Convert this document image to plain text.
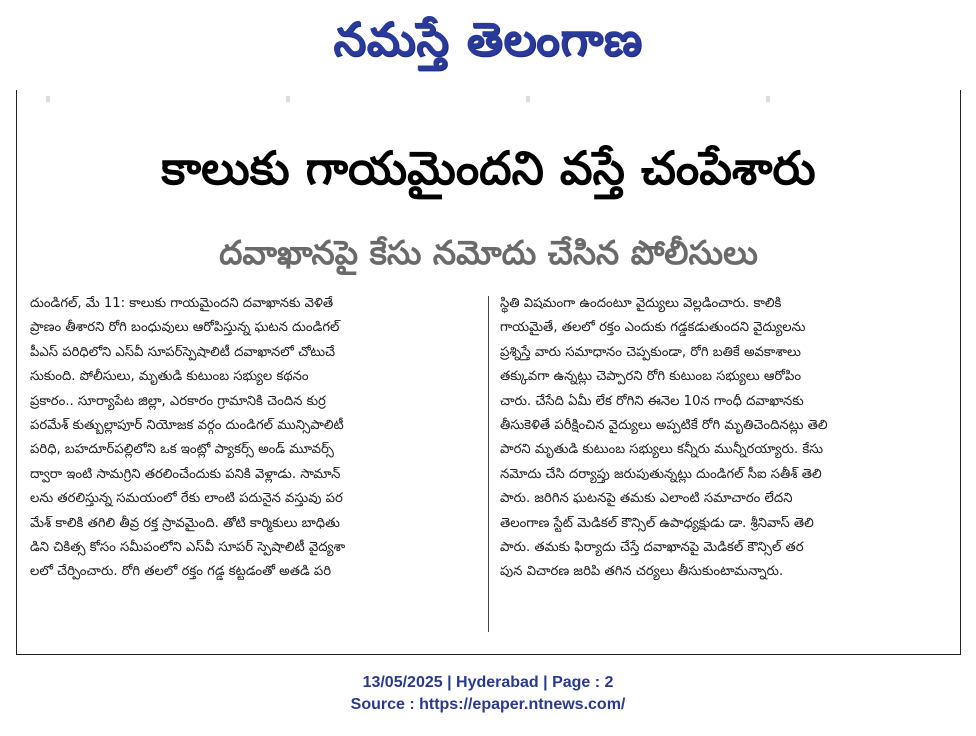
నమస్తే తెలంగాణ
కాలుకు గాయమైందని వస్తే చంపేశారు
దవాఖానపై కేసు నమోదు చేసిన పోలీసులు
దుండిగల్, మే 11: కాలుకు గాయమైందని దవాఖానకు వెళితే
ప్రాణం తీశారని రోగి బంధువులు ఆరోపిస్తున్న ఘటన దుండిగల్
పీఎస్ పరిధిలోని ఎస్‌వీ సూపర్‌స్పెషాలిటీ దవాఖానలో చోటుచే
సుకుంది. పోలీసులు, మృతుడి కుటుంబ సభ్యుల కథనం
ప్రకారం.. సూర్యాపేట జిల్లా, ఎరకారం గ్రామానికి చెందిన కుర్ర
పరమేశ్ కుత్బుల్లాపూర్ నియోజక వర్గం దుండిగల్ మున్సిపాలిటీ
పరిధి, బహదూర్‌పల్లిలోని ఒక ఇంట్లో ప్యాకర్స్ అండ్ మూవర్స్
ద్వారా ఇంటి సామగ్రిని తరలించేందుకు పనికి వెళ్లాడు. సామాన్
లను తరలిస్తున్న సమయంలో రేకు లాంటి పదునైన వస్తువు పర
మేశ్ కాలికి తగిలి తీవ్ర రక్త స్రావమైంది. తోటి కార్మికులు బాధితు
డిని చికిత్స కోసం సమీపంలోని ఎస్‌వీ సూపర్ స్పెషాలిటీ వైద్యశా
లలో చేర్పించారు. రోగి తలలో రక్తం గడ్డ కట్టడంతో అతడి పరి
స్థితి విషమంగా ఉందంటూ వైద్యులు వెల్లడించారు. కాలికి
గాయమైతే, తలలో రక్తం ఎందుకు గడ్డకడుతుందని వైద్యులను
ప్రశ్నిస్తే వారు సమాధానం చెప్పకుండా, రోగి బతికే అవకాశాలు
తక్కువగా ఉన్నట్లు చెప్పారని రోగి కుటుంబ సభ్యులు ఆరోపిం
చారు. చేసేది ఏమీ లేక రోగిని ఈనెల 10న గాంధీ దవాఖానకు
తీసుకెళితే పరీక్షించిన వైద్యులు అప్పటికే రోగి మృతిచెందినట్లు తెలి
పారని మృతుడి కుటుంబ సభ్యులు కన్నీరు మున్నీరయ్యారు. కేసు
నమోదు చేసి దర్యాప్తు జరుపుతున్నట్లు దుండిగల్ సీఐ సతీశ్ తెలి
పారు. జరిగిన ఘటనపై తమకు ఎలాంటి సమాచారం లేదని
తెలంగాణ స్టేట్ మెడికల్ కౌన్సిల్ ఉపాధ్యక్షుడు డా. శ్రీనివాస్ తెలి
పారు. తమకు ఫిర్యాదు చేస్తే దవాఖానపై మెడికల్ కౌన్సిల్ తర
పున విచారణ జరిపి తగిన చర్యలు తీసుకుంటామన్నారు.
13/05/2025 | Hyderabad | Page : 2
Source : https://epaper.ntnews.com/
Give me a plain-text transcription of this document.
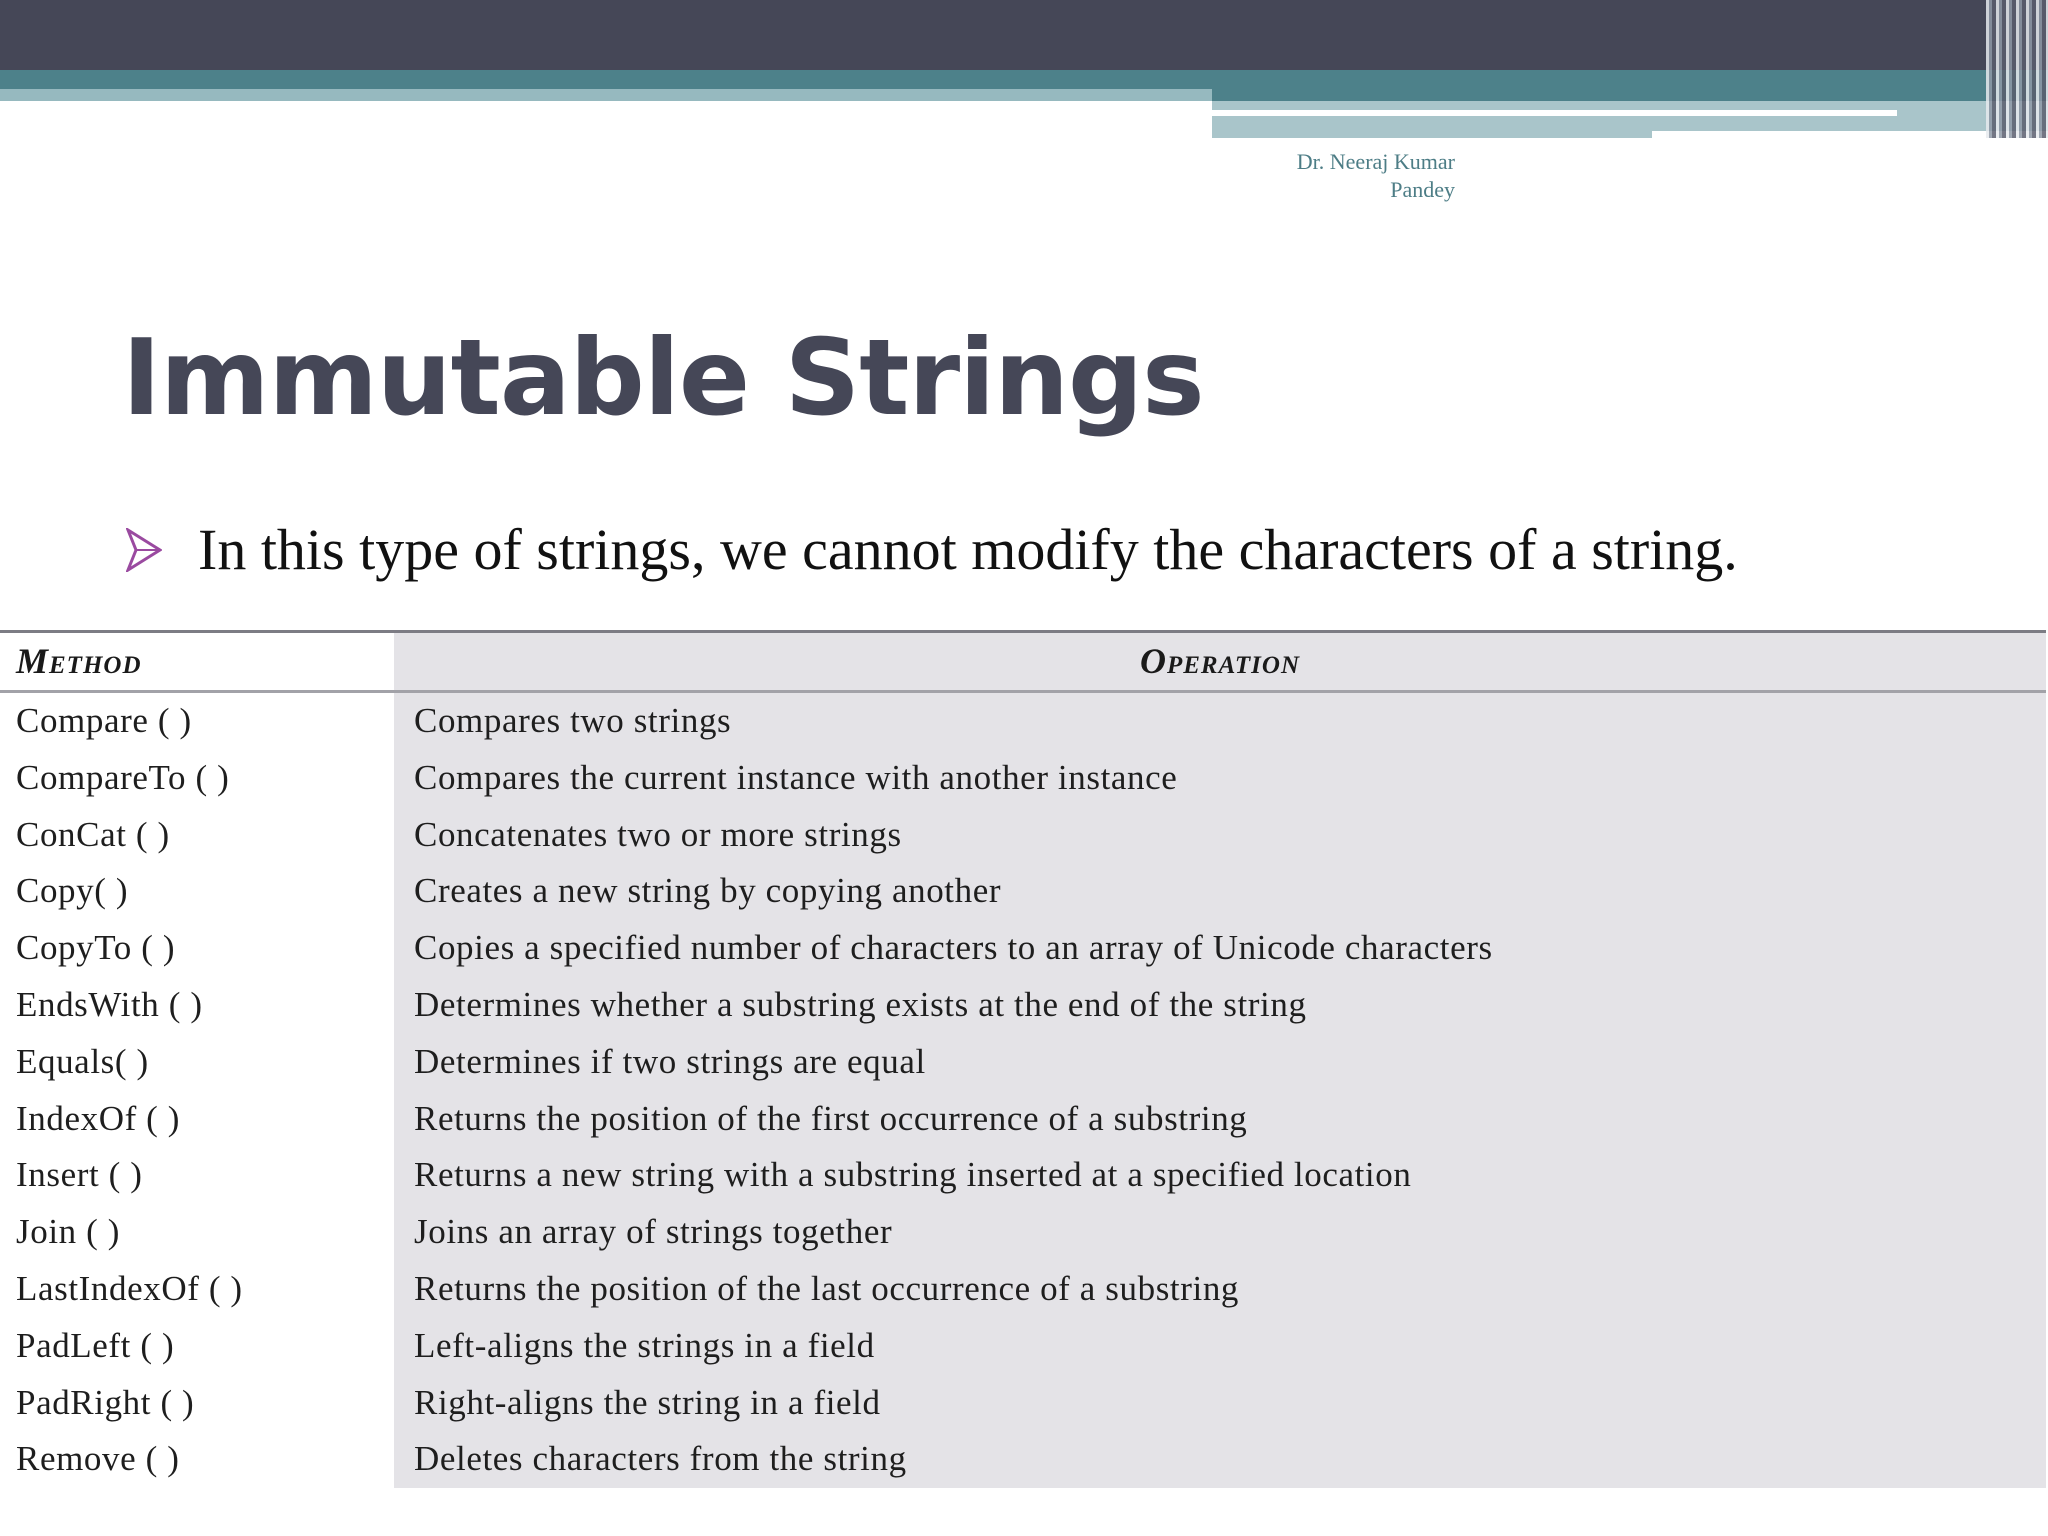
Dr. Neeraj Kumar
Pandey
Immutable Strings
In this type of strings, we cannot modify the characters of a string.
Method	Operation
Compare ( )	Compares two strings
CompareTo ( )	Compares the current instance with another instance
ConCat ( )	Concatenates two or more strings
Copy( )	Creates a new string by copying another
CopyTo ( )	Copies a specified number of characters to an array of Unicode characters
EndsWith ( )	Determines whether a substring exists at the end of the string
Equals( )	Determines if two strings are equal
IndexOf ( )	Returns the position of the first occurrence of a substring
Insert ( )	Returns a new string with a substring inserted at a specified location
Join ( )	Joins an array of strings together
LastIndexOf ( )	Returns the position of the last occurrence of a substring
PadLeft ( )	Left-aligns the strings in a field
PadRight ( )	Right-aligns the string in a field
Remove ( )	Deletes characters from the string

+ + +

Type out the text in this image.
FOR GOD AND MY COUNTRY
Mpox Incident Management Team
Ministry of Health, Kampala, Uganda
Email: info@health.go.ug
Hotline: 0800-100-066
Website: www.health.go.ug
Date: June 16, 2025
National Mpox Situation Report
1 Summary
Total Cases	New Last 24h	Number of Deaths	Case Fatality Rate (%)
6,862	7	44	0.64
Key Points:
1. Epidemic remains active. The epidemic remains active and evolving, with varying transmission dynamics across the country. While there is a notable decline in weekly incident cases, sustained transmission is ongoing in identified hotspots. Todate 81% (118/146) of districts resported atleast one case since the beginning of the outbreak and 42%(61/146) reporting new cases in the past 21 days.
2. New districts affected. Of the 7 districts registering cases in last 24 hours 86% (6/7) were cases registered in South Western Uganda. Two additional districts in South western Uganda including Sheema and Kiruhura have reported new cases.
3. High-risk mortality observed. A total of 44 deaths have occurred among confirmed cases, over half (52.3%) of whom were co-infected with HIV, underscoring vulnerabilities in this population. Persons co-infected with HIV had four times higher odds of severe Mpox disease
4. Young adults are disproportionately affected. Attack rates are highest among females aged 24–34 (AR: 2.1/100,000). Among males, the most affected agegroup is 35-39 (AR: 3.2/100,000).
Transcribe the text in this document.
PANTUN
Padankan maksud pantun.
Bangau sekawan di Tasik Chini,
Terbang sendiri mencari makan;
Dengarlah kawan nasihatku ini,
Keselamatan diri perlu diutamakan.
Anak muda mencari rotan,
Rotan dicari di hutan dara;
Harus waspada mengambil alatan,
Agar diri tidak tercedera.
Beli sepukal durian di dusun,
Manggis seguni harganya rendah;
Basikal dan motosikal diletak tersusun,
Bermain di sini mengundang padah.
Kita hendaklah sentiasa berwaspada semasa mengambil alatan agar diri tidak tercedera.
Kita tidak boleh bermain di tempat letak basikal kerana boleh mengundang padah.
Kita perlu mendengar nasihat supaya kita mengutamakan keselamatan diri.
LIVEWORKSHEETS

+ + +

Work to do:
Look through the entries above and report each line where the string "another" occurs.

Task response:
CompareTo ( )	Compares the current instance with another instance
Copy( )	Creates a new string by copying another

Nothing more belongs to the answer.